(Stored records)

===

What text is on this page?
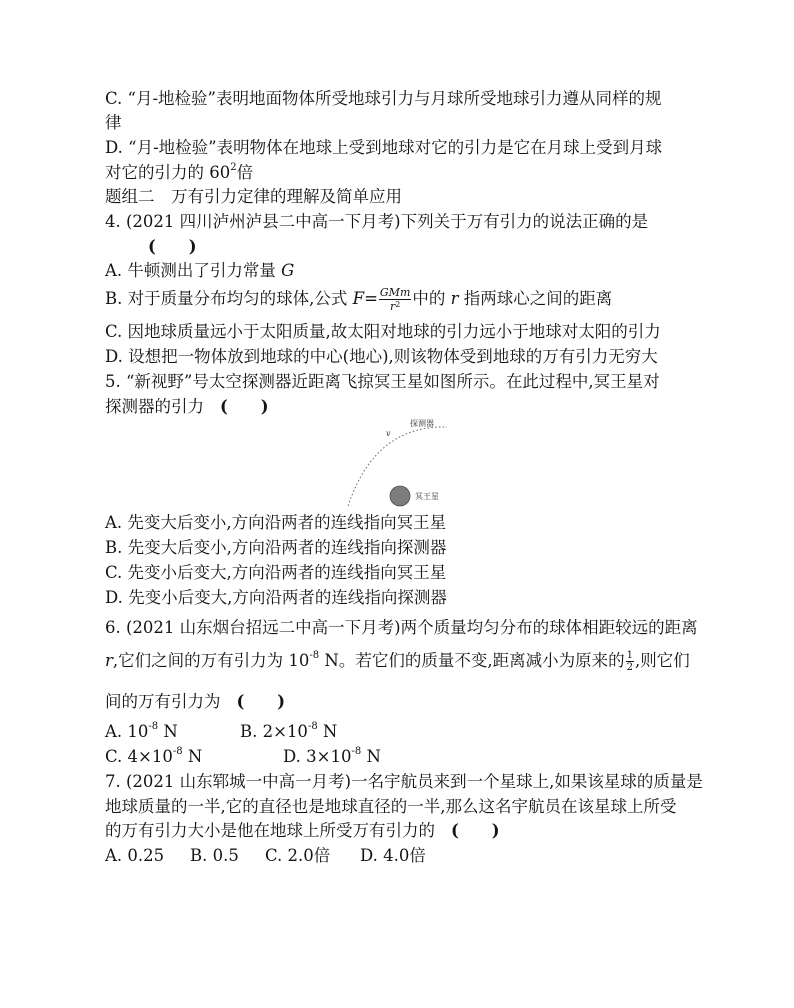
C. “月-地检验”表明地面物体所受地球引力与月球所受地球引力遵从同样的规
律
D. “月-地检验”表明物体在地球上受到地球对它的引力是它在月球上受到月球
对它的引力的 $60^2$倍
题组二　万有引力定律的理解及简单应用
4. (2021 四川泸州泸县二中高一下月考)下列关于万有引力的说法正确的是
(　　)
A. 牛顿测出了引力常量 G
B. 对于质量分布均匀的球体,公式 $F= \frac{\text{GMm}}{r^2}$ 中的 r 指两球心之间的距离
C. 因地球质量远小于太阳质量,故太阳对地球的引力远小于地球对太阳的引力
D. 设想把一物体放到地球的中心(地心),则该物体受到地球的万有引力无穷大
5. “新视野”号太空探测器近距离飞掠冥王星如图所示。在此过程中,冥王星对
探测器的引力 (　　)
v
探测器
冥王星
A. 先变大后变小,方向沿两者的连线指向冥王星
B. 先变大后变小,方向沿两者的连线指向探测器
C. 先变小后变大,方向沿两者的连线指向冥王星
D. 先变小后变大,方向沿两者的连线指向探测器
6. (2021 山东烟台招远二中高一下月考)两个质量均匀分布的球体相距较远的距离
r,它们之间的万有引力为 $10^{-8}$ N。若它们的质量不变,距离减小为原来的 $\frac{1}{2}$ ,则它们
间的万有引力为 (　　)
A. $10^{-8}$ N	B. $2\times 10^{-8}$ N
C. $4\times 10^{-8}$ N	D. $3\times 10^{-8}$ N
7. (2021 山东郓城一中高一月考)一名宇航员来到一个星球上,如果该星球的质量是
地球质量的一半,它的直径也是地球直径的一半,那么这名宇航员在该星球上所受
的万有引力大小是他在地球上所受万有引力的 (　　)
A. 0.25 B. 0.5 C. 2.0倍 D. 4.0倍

===

- _What to do_: Omit all pictures while transcribing the entries verbatim.

- _Solution to the exercise_:
What text is on this page?
C. “月-地检验”表明地面物体所受地球引力与月球所受地球引力遵从同样的规
律
D. “月-地检验”表明物体在地球上受到地球对它的引力是它在月球上受到月球
对它的引力的 $60^2$倍
题组二　万有引力定律的理解及简单应用
4. (2021 四川泸州泸县二中高一下月考)下列关于万有引力的说法正确的是
(　　)
A. 牛顿测出了引力常量 G
B. 对于质量分布均匀的球体,公式 $F= \frac{\text{GMm}}{r^2}$ 中的 r 指两球心之间的距离
C. 因地球质量远小于太阳质量,故太阳对地球的引力远小于地球对太阳的引力
D. 设想把一物体放到地球的中心(地心),则该物体受到地球的万有引力无穷大
5. “新视野”号太空探测器近距离飞掠冥王星如图所示。在此过程中,冥王星对
探测器的引力 (　　)
v
探测器
冥王星
A. 先变大后变小,方向沿两者的连线指向冥王星
B. 先变大后变小,方向沿两者的连线指向探测器
C. 先变小后变大,方向沿两者的连线指向冥王星
D. 先变小后变大,方向沿两者的连线指向探测器
6. (2021 山东烟台招远二中高一下月考)两个质量均匀分布的球体相距较远的距离
r,它们之间的万有引力为 $10^{-8}$ N。若它们的质量不变,距离减小为原来的 $\frac{1}{2}$ ,则它们
间的万有引力为 (　　)
A. $10^{-8}$ N	B. $2\times 10^{-8}$ N
C. $4\times 10^{-8}$ N	D. $3\times 10^{-8}$ N
7. (2021 山东郓城一中高一月考)一名宇航员来到一个星球上,如果该星球的质量是
地球质量的一半,它的直径也是地球直径的一半,那么这名宇航员在该星球上所受
的万有引力大小是他在地球上所受万有引力的 (　　)
A. 0.25 B. 0.5 C. 2.0倍 D. 4.0倍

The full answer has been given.